[Records about charts and figures]
+===+
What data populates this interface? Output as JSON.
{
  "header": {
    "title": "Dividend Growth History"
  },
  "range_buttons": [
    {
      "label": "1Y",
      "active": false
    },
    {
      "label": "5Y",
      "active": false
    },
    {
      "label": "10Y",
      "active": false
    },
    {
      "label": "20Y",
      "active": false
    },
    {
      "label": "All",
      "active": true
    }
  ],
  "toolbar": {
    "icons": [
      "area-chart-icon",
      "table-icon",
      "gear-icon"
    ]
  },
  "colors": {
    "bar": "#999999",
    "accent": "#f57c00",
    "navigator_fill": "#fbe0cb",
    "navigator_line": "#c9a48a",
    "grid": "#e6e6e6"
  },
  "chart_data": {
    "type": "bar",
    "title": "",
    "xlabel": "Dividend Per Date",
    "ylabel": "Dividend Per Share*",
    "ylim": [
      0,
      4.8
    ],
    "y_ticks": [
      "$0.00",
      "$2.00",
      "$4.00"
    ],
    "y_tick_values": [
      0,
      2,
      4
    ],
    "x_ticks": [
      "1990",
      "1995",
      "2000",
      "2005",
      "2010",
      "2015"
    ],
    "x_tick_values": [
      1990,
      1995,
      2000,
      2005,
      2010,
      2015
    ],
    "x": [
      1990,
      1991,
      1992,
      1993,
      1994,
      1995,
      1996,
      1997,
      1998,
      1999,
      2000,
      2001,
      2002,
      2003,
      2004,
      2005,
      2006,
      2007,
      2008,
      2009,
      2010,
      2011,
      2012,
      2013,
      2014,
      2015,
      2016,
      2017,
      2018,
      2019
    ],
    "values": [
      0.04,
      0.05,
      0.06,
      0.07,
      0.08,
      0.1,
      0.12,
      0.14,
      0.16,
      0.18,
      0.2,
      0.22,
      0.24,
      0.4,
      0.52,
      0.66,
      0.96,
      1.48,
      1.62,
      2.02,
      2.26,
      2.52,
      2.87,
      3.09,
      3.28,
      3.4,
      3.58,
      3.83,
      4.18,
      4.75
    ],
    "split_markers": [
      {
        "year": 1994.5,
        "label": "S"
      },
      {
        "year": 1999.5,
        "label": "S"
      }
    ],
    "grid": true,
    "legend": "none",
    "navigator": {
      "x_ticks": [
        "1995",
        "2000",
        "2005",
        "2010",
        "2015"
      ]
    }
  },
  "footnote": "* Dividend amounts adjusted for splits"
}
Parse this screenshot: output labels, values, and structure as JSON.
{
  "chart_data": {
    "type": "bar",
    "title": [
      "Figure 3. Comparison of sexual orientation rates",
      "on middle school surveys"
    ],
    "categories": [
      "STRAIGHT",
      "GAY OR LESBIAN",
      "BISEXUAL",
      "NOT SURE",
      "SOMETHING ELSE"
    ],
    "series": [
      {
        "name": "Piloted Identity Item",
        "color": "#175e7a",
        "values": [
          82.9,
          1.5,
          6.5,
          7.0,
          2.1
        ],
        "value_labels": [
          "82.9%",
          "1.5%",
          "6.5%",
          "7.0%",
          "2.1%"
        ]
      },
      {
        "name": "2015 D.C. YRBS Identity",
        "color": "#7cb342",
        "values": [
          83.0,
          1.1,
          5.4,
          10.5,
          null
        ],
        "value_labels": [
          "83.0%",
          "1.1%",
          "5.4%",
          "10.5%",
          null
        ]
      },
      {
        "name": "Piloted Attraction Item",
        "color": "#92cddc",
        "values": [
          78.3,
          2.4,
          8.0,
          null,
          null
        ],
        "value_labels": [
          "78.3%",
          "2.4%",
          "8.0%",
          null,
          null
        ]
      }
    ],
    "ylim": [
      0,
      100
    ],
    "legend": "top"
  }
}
+===+
# What is required
Provide only the number of lines in the records containing the string "Identity".

# Task output
2